— Start of Source passage —

The $699 MSRP is misleading. Street price runs $350–$500, which makes this one of the best values in the compact 9mm market. Under $400 for a new M&P 2.0 Compact is a deal. Under $350 means someone is clearing inventory — grab it.
Variants & Generations
The M&P 2.0 family tree is broader than most people realize. The "Compact" is the Goldilocks model, but the platform spans everything from subcompact to full-size to all-metal competition guns:
| Model | Barrel | Capacity | Street Price | Best For |
|---|---|---|---|---|
| M&P 2.0 Compact 4" OR | 4.0" | 15+1 | $350–$500 | First gun / EDC — the guide subject |
| M&P 2.0 Compact 3.6" | 3.6" | 15+1 | $350–$500 | More concealable, shorter sight radius |
| M&P 2.0 Full-Size | 4.25" | 17+1 | $350–$500 | Duty / nightstand — extra grip length |
| Metal Compact | 4.0" | 15+1 | ~$949 | Reduced recoil — aluminum frame |
| Metal Carry Comp | 4.0" | 15+1 | ~$1,099 | Competition / low recoil — integrated comp |
| CA Compliant (Polymer) | 4.0" | 10+1 | ~$749 | California buyers |
| CA Compliant (Metal) | 4.0" | 10+1 | ~$899 | California buyers wanting metal frame |
| Shield Plus | 3.1" | 13+1 | $350–$500 | Micro-compact — different platform entirely |
What to buy right now:
- First gun / EDC → M&P 2.0 Compact 4" OR ($350–$500). This is the one. Optics-ready, 15+1, best grip in class.

— End of Source passage —

■ Request ■
In the M&P 2.0 guide, update the part between "The $699 MSRP" and "inventory — grab it.", inclusive, by replacing "misleading" with "inflated", and give that part again. Answer from the text above alone.

— Start of Extracted data —

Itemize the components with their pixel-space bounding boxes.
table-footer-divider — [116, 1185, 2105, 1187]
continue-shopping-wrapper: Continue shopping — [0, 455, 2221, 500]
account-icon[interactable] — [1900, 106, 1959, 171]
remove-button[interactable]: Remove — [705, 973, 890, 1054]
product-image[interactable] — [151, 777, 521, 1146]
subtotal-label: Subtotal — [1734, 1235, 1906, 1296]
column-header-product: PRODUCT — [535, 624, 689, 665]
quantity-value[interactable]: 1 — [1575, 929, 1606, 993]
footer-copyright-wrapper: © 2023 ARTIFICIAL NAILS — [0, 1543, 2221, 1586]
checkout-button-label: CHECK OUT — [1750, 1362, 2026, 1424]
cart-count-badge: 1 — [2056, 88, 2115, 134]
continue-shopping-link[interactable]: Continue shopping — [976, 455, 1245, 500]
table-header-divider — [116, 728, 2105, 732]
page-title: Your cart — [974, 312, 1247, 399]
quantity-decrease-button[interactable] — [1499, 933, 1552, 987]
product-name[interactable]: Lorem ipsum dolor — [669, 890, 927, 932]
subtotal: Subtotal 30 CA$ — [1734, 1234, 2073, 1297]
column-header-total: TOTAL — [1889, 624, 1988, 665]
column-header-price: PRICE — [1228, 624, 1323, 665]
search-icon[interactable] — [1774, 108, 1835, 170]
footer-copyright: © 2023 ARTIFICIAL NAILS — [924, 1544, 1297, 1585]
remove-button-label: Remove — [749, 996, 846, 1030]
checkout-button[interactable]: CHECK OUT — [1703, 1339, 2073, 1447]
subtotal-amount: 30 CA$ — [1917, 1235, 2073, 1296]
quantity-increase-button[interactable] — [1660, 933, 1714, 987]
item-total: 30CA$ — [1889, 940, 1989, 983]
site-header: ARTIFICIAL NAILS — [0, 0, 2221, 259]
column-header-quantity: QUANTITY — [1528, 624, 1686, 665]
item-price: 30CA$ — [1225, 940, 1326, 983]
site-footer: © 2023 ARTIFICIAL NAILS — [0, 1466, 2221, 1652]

— End of Extracted data —

■ The completed task ■
The $699 MSRP is inflated. Street price runs $350–$500, which makes this one of the best values in the compact 9mm market. Under $400 for a new M&P 2.0 Compact is a deal. Under $350 means someone is clearing inventory — grab it.